##### EXCERPTED RECORDS

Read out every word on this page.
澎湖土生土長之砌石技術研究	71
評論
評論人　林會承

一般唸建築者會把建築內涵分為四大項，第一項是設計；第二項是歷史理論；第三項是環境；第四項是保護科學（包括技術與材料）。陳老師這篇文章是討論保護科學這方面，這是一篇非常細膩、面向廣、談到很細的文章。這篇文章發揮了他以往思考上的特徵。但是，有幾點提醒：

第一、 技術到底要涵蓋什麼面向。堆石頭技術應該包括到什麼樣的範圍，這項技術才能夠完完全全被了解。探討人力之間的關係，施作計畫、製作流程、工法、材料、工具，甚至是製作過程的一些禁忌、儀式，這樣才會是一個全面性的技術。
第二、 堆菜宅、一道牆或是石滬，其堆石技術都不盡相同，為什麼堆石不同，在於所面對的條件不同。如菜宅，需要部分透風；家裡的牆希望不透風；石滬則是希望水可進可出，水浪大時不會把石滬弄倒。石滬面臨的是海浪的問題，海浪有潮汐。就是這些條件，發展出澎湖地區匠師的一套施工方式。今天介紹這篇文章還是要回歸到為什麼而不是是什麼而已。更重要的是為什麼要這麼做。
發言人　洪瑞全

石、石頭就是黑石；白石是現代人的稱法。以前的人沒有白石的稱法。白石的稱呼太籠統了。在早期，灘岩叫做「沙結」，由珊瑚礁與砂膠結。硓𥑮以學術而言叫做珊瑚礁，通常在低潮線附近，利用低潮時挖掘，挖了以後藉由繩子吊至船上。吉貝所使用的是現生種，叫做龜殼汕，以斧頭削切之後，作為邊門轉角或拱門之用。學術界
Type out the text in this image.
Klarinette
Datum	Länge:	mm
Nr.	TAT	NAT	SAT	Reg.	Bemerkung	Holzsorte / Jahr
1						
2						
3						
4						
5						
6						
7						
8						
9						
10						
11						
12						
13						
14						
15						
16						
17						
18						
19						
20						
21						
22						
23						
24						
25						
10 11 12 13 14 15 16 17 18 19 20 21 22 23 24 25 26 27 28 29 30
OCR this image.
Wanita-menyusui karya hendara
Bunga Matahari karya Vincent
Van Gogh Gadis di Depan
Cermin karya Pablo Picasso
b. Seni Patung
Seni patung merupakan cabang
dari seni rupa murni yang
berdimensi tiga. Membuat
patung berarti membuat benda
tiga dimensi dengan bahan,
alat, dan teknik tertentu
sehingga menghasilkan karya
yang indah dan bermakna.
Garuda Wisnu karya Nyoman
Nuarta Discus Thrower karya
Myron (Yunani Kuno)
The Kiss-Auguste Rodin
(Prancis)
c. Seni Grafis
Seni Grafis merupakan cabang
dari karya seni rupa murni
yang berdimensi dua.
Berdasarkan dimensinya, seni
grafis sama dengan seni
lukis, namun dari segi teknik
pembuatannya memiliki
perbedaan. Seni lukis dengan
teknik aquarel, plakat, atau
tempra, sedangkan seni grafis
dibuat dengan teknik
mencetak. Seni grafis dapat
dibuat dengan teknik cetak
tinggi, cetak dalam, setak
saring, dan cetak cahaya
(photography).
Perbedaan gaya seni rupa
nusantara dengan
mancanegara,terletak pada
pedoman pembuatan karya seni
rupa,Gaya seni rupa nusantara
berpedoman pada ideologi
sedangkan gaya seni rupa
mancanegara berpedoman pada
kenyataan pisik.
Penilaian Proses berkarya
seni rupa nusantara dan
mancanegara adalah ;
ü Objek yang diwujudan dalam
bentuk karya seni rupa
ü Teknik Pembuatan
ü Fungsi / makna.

##########

Copy out every line from the one containing "OCR this image." to the end of the material, both ends included.

OCR this image.
Wanita-menyusui karya hendara
Bunga Matahari karya Vincent
Van Gogh Gadis di Depan
Cermin karya Pablo Picasso
b. Seni Patung
Seni patung merupakan cabang
dari seni rupa murni yang
berdimensi tiga. Membuat
patung berarti membuat benda
tiga dimensi dengan bahan,
alat, dan teknik tertentu
sehingga menghasilkan karya
yang indah dan bermakna.
Garuda Wisnu karya Nyoman
Nuarta Discus Thrower karya
Myron (Yunani Kuno)
The Kiss-Auguste Rodin
(Prancis)
c. Seni Grafis
Seni Grafis merupakan cabang
dari karya seni rupa murni
yang berdimensi dua.
Berdasarkan dimensinya, seni
grafis sama dengan seni
lukis, namun dari segi teknik
pembuatannya memiliki
perbedaan. Seni lukis dengan
teknik aquarel, plakat, atau
tempra, sedangkan seni grafis
dibuat dengan teknik
mencetak. Seni grafis dapat
dibuat dengan teknik cetak
tinggi, cetak dalam, setak
saring, dan cetak cahaya
(photography).
Perbedaan gaya seni rupa
nusantara dengan
mancanegara,terletak pada
pedoman pembuatan karya seni
rupa,Gaya seni rupa nusantara
berpedoman pada ideologi
sedangkan gaya seni rupa
mancanegara berpedoman pada
kenyataan pisik.
Penilaian Proses berkarya
seni rupa nusantara dan
mancanegara adalah ;
ü Objek yang diwujudan dalam
bentuk karya seni rupa
ü Teknik Pembuatan
ü Fungsi / makna.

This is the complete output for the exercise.